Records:
★ ★ ★

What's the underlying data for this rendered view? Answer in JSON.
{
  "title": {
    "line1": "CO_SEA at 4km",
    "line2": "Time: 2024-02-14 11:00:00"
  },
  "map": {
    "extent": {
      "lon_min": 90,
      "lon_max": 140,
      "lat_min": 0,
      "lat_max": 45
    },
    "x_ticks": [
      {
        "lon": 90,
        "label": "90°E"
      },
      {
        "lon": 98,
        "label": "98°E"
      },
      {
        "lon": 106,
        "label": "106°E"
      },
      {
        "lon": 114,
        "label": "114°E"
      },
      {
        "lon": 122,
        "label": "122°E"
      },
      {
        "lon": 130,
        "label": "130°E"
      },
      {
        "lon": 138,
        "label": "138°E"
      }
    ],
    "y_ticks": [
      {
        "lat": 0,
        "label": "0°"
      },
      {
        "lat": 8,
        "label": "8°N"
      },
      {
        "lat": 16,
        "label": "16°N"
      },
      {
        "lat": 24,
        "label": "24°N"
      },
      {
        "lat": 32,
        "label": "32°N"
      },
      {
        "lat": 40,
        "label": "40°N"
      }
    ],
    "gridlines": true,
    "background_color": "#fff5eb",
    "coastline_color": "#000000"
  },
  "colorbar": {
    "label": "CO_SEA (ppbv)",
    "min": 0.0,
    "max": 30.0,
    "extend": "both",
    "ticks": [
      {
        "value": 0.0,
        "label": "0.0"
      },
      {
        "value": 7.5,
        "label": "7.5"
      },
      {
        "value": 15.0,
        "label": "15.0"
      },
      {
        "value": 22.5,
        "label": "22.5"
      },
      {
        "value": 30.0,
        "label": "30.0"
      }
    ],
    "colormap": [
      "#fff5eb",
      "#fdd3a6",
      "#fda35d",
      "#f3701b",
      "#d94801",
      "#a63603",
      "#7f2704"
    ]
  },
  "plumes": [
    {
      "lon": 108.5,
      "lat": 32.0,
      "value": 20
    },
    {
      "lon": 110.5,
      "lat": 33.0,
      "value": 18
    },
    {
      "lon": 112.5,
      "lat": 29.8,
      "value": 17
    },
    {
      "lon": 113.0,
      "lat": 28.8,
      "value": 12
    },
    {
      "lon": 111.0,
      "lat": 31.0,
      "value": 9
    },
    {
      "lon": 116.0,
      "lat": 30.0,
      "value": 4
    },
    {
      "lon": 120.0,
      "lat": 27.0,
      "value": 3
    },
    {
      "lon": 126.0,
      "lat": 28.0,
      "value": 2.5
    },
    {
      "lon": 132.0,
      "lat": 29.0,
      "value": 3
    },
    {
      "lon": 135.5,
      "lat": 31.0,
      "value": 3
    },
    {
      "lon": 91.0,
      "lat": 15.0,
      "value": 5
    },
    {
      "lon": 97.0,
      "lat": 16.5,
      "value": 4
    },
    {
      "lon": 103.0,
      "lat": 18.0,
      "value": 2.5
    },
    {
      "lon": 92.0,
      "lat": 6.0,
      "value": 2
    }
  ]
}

★ ★ ★

▶ _What you need to do_: Go through the material above line by line and copy it exactly.

▶ _Exercise result_:
What's the underlying data for this rendered view? Answer in JSON.
{
  "title": {
    "line1": "CO_SEA at 4km",
    "line2": "Time: 2024-02-14 11:00:00"
  },
  "map": {
    "extent": {
      "lon_min": 90,
      "lon_max": 140,
      "lat_min": 0,
      "lat_max": 45
    },
    "x_ticks": [
      {
        "lon": 90,
        "label": "90°E"
      },
      {
        "lon": 98,
        "label": "98°E"
      },
      {
        "lon": 106,
        "label": "106°E"
      },
      {
        "lon": 114,
        "label": "114°E"
      },
      {
        "lon": 122,
        "label": "122°E"
      },
      {
        "lon": 130,
        "label": "130°E"
      },
      {
        "lon": 138,
        "label": "138°E"
      }
    ],
    "y_ticks": [
      {
        "lat": 0,
        "label": "0°"
      },
      {
        "lat": 8,
        "label": "8°N"
      },
      {
        "lat": 16,
        "label": "16°N"
      },
      {
        "lat": 24,
        "label": "24°N"
      },
      {
        "lat": 32,
        "label": "32°N"
      },
      {
        "lat": 40,
        "label": "40°N"
      }
    ],
    "gridlines": true,
    "background_color": "#fff5eb",
    "coastline_color": "#000000"
  },
  "colorbar": {
    "label": "CO_SEA (ppbv)",
    "min": 0.0,
    "max": 30.0,
    "extend": "both",
    "ticks": [
      {
        "value": 0.0,
        "label": "0.0"
      },
      {
        "value": 7.5,
        "label": "7.5"
      },
      {
        "value": 15.0,
        "label": "15.0"
      },
      {
        "value": 22.5,
        "label": "22.5"
      },
      {
        "value": 30.0,
        "label": "30.0"
      }
    ],
    "colormap": [
      "#fff5eb",
      "#fdd3a6",
      "#fda35d",
      "#f3701b",
      "#d94801",
      "#a63603",
      "#7f2704"
    ]
  },
  "plumes": [
    {
      "lon": 108.5,
      "lat": 32.0,
      "value": 20
    },
    {
      "lon": 110.5,
      "lat": 33.0,
      "value": 18
    },
    {
      "lon": 112.5,
      "lat": 29.8,
      "value": 17
    },
    {
      "lon": 113.0,
      "lat": 28.8,
      "value": 12
    },
    {
      "lon": 111.0,
      "lat": 31.0,
      "value": 9
    },
    {
      "lon": 116.0,
      "lat": 30.0,
      "value": 4
    },
    {
      "lon": 120.0,
      "lat": 27.0,
      "value": 3
    },
    {
      "lon": 126.0,
      "lat": 28.0,
      "value": 2.5
    },
    {
      "lon": 132.0,
      "lat": 29.0,
      "value": 3
    },
    {
      "lon": 135.5,
      "lat": 31.0,
      "value": 3
    },
    {
      "lon": 91.0,
      "lat": 15.0,
      "value": 5
    },
    {
      "lon": 97.0,
      "lat": 16.5,
      "value": 4
    },
    {
      "lon": 103.0,
      "lat": 18.0,
      "value": 2.5
    },
    {
      "lon": 92.0,
      "lat": 6.0,
      "value": 2
    }
  ]
}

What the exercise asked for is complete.